== Available data ==
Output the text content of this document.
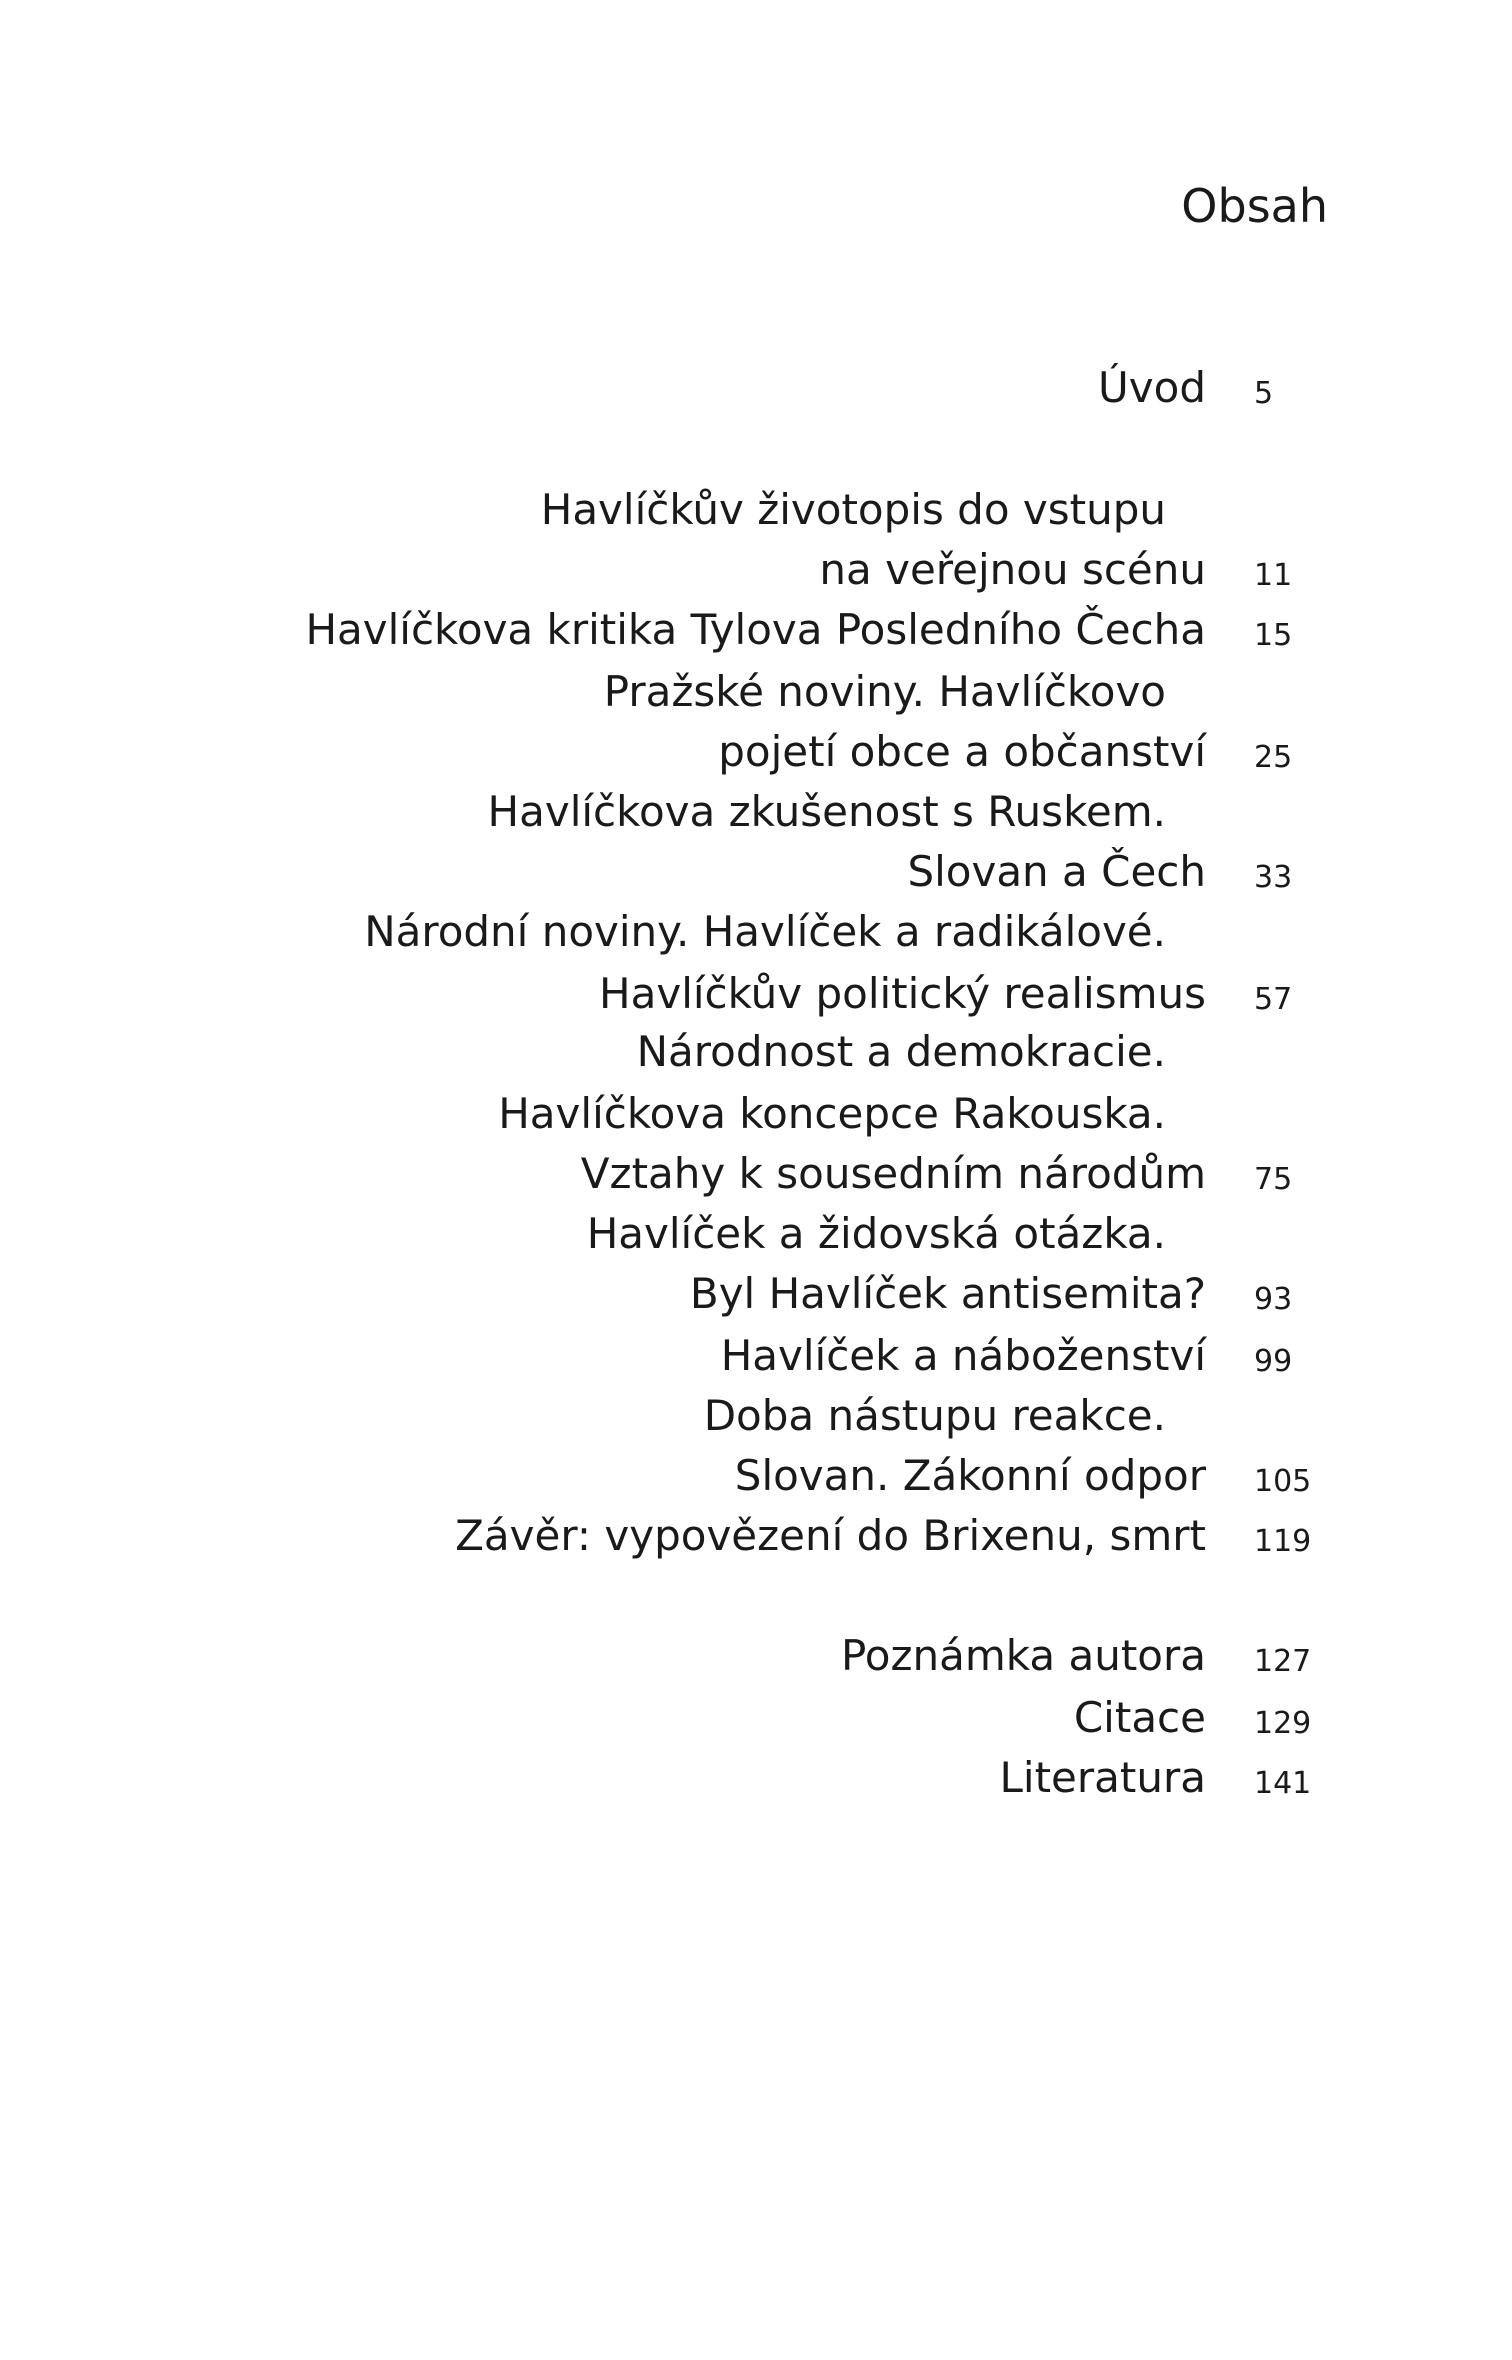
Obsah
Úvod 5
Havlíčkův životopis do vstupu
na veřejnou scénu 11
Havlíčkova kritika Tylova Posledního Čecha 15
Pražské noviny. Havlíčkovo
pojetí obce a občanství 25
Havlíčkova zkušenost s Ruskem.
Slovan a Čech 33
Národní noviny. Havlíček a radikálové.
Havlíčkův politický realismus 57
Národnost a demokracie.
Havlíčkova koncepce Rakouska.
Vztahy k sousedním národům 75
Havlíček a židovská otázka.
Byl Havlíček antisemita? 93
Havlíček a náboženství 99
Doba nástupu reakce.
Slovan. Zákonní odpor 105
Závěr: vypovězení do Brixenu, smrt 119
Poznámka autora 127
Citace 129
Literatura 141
===
Copy out every line of the listing that contains the string "Havlíčkův".

Full solution:
Havlíčkův životopis do vstupu
Havlíčkův politický realismus 57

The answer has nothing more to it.